Only the number is wanted: count the lines that contain "span".

RECORDS SHOWN:

• • •

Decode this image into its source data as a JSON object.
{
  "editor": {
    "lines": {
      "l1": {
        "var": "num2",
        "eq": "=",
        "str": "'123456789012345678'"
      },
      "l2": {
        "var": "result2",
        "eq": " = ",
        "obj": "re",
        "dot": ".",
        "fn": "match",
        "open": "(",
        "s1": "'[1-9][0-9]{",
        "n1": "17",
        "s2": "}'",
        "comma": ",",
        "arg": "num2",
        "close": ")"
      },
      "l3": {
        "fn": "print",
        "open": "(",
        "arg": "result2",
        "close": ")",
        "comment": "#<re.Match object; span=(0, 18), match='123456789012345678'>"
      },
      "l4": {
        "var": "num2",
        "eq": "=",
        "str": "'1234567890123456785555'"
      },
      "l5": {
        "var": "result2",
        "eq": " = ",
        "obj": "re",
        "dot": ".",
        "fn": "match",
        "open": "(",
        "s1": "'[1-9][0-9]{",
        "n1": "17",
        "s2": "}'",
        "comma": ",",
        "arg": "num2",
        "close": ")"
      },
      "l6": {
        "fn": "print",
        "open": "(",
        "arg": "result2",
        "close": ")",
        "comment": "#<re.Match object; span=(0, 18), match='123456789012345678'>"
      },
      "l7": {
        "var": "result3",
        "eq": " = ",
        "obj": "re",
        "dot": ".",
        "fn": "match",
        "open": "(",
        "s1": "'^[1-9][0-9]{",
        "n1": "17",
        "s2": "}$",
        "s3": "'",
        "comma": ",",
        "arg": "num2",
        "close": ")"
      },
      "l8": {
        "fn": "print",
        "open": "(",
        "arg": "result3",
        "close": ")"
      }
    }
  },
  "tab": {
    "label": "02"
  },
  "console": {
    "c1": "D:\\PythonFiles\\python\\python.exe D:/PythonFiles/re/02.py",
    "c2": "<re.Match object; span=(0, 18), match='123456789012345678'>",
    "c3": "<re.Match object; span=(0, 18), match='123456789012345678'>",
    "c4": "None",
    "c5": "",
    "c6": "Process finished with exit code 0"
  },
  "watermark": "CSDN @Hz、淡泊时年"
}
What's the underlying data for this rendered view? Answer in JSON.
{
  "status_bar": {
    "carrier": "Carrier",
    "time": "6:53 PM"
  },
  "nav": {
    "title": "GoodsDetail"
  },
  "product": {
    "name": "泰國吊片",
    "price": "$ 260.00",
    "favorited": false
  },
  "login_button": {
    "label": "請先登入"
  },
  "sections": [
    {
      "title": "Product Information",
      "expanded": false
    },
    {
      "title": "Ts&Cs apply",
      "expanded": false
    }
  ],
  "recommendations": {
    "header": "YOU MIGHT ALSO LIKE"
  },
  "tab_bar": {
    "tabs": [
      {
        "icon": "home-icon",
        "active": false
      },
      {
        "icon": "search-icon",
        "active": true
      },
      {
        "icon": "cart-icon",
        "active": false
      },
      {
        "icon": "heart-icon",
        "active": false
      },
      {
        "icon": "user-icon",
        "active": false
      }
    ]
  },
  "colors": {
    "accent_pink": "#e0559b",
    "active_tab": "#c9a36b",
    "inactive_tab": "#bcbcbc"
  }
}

• • •

PROBLEM SOLUTION:
4